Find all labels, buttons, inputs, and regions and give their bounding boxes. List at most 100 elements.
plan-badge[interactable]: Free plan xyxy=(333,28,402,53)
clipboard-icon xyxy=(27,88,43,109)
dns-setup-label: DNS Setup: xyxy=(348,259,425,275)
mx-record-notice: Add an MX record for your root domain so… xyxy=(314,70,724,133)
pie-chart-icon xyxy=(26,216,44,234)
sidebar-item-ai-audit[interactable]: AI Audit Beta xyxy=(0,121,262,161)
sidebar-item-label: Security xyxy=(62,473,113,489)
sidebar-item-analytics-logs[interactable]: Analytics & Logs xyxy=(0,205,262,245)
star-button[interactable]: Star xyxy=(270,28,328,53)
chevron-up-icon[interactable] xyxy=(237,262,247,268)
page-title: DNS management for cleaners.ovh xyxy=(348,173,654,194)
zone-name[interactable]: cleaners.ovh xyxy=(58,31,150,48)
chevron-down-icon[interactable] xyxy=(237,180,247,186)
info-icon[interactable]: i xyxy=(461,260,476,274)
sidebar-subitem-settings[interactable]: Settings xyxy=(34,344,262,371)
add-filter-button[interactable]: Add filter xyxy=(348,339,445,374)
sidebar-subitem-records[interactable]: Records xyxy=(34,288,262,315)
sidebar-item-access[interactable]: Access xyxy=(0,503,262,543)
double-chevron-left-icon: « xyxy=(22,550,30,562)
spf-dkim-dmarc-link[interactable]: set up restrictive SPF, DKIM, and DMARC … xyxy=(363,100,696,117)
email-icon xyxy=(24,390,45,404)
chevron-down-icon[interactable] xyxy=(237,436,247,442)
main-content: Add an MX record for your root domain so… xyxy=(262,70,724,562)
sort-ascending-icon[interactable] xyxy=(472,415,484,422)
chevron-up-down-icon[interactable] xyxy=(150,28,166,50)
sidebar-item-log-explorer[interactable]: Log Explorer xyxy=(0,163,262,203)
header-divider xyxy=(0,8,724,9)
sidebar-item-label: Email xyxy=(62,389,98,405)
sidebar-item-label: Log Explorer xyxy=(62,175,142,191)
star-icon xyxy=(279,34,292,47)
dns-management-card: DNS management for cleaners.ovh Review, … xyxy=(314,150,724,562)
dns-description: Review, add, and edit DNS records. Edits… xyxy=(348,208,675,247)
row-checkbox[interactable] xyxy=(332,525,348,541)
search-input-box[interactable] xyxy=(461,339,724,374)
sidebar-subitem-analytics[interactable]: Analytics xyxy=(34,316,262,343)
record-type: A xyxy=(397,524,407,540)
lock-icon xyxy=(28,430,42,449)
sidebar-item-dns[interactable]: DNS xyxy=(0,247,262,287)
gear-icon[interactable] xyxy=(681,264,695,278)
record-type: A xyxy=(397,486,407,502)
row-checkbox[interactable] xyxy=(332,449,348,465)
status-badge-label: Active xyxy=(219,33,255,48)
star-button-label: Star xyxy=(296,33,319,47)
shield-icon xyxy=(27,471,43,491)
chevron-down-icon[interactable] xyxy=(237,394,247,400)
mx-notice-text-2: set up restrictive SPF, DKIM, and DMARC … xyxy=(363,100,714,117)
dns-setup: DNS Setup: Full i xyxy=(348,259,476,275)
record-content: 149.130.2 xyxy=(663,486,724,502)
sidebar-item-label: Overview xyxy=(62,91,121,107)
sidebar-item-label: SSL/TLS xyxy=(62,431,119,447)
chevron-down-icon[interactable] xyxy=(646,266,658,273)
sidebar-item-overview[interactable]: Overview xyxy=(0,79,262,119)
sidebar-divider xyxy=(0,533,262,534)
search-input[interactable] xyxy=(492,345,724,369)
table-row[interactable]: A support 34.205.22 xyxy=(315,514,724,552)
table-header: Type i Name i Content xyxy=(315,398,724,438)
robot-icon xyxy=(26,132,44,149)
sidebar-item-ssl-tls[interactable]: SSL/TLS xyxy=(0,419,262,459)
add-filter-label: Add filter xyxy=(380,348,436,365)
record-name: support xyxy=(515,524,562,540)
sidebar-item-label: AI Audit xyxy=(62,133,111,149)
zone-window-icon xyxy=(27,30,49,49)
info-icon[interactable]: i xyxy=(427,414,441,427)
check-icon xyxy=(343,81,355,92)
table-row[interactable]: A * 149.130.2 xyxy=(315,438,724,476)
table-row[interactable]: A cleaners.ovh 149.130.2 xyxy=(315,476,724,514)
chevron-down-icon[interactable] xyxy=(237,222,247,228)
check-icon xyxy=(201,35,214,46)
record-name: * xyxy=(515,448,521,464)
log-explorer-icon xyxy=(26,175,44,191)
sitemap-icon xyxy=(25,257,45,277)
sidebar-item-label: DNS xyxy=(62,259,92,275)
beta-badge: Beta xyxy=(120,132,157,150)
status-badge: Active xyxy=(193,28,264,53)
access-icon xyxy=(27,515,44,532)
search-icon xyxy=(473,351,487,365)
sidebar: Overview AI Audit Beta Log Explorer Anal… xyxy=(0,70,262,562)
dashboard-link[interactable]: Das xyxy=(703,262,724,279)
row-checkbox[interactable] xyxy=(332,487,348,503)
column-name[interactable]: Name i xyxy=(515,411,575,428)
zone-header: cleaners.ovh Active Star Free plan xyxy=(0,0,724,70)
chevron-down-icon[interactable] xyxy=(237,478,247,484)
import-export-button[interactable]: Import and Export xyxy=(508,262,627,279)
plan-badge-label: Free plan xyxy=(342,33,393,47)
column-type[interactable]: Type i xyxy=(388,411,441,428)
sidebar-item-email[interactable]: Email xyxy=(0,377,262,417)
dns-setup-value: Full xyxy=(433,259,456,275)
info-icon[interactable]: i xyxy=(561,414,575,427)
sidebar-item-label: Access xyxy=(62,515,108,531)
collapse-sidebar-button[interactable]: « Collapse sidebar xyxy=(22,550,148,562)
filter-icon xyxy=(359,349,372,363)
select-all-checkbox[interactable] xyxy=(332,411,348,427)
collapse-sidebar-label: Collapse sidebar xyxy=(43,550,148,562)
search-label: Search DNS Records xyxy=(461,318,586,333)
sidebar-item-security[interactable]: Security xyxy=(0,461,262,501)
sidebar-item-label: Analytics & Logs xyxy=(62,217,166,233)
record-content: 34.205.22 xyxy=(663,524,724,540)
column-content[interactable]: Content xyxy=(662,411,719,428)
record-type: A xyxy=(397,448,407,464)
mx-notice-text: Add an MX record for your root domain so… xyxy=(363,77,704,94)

= = = = =

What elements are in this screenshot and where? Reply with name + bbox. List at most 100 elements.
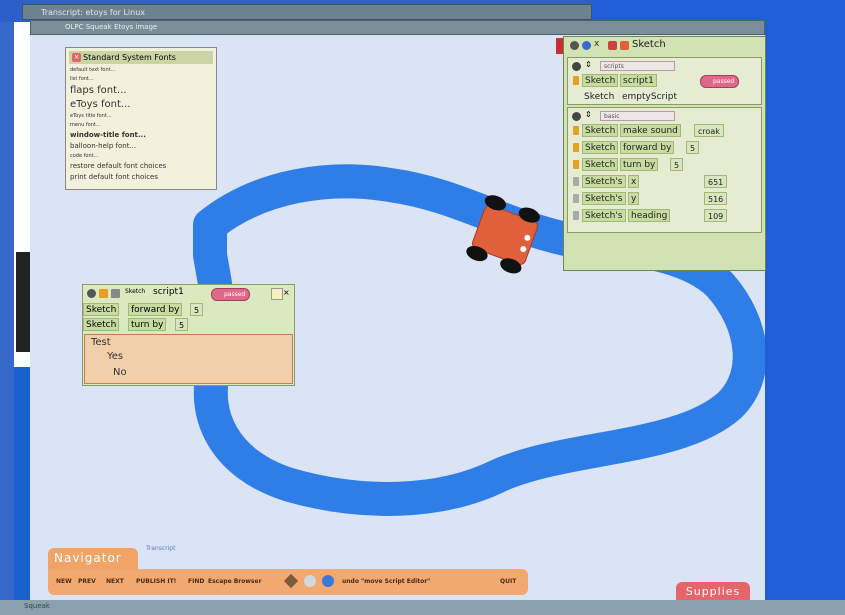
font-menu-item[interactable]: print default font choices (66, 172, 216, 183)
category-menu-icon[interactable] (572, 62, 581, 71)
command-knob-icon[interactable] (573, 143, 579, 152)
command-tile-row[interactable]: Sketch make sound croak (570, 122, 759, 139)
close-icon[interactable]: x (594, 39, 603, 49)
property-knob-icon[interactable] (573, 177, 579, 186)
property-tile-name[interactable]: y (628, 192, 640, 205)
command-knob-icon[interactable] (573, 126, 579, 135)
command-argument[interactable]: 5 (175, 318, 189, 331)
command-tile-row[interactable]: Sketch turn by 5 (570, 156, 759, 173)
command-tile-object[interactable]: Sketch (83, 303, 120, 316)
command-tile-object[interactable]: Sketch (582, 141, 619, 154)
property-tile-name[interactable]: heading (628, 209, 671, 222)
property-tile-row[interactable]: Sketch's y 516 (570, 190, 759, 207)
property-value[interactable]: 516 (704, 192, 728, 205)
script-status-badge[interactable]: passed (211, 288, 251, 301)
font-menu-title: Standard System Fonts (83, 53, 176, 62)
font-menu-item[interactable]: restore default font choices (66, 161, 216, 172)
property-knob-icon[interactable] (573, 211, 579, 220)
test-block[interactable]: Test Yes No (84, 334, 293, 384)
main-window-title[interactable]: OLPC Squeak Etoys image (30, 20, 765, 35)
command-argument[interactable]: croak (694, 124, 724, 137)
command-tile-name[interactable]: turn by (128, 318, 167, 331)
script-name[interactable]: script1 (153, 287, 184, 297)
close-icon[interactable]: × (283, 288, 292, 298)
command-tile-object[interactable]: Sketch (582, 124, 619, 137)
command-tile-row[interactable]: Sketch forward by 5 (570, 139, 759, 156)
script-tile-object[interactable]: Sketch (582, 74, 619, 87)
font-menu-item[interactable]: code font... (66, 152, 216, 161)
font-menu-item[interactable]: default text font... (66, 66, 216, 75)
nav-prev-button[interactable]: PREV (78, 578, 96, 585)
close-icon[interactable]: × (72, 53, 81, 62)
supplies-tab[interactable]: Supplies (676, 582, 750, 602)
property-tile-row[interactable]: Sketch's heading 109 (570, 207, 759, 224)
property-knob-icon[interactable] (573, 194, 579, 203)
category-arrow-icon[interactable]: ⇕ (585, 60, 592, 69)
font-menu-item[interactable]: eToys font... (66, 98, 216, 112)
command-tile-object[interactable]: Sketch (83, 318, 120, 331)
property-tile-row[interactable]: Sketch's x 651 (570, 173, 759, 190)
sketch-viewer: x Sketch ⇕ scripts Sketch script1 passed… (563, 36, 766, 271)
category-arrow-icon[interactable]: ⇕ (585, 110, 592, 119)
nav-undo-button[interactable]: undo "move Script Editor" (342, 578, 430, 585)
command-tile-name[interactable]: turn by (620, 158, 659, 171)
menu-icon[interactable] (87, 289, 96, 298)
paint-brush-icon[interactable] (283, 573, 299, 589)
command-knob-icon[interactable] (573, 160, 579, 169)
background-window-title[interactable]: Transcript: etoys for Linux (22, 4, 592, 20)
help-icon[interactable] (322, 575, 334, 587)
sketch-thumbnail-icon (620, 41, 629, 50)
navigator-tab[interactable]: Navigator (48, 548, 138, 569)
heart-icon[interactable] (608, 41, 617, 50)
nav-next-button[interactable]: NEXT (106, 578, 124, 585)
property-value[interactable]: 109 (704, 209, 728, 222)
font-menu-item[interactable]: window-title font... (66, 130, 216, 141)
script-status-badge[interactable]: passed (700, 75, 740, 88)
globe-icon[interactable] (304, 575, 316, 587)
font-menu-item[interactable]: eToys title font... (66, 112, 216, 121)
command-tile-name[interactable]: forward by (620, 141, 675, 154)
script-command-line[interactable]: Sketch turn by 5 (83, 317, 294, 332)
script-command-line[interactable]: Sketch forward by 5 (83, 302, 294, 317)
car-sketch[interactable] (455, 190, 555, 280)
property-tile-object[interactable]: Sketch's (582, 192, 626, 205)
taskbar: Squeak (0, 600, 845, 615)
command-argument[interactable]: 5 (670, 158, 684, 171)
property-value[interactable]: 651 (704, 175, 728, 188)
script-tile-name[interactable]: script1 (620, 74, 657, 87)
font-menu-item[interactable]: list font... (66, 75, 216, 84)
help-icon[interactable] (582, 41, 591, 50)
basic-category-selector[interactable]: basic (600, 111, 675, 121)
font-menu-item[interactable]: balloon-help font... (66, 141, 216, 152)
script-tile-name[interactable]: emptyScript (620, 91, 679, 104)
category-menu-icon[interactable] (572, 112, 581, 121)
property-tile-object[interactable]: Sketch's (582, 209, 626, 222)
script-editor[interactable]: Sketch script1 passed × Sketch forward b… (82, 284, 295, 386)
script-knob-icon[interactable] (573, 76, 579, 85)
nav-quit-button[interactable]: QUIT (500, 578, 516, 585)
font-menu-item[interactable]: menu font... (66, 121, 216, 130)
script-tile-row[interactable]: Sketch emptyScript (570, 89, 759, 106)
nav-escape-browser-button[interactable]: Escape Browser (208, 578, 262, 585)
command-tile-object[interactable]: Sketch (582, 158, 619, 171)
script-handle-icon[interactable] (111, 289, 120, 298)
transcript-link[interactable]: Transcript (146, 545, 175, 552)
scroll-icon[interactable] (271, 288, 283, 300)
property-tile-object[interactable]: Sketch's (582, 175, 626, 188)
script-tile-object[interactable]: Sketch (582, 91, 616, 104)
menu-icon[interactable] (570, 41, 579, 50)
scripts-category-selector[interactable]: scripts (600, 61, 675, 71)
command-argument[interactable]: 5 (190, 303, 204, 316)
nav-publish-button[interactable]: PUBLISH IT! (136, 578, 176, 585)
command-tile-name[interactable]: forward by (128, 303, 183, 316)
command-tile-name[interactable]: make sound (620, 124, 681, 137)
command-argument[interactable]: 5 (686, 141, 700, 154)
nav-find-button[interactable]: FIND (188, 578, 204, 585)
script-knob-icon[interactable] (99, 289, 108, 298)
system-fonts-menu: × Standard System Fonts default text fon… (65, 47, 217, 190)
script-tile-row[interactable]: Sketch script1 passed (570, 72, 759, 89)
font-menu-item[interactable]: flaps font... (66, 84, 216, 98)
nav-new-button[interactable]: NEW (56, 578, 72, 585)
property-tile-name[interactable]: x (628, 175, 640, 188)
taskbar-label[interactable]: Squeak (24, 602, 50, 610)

= = = = =

Retype the items from the line with "Find all labels, buttons, inputs, and" up to and including the line with "sidebar-item-log-explorer[interactable]: Log Explorer", copying each line exactly.

Find all labels, buttons, inputs, and regions and give their bounding boxes. List at most 100 elements.
plan-badge[interactable]: Free plan xyxy=(333,28,402,53)
clipboard-icon xyxy=(27,88,43,109)
dns-setup-label: DNS Setup: xyxy=(348,259,425,275)
mx-record-notice: Add an MX record for your root domain so… xyxy=(314,70,724,133)
pie-chart-icon xyxy=(26,216,44,234)
sidebar-item-ai-audit[interactable]: AI Audit Beta xyxy=(0,121,262,161)
sidebar-item-label: Security xyxy=(62,473,113,489)
sidebar-item-analytics-logs[interactable]: Analytics & Logs xyxy=(0,205,262,245)
star-button[interactable]: Star xyxy=(270,28,328,53)
chevron-up-icon[interactable] xyxy=(237,262,247,268)
page-title: DNS management for cleaners.ovh xyxy=(348,173,654,194)
zone-name[interactable]: cleaners.ovh xyxy=(58,31,150,48)
chevron-down-icon[interactable] xyxy=(237,180,247,186)
info-icon[interactable]: i xyxy=(461,260,476,274)
sidebar-subitem-settings[interactable]: Settings xyxy=(34,344,262,371)
add-filter-button[interactable]: Add filter xyxy=(348,339,445,374)
sidebar-subitem-records[interactable]: Records xyxy=(34,288,262,315)
sidebar-item-access[interactable]: Access xyxy=(0,503,262,543)
double-chevron-left-icon: « xyxy=(22,550,30,562)
spf-dkim-dmarc-link[interactable]: set up restrictive SPF, DKIM, and DMARC … xyxy=(363,100,696,117)
email-icon xyxy=(24,390,45,404)
chevron-down-icon[interactable] xyxy=(237,436,247,442)
main-content: Add an MX record for your root domain so… xyxy=(262,70,724,562)
sort-ascending-icon[interactable] xyxy=(472,415,484,422)
chevron-up-down-icon[interactable] xyxy=(150,28,166,50)
sidebar-item-log-explorer[interactable]: Log Explorer xyxy=(0,163,262,203)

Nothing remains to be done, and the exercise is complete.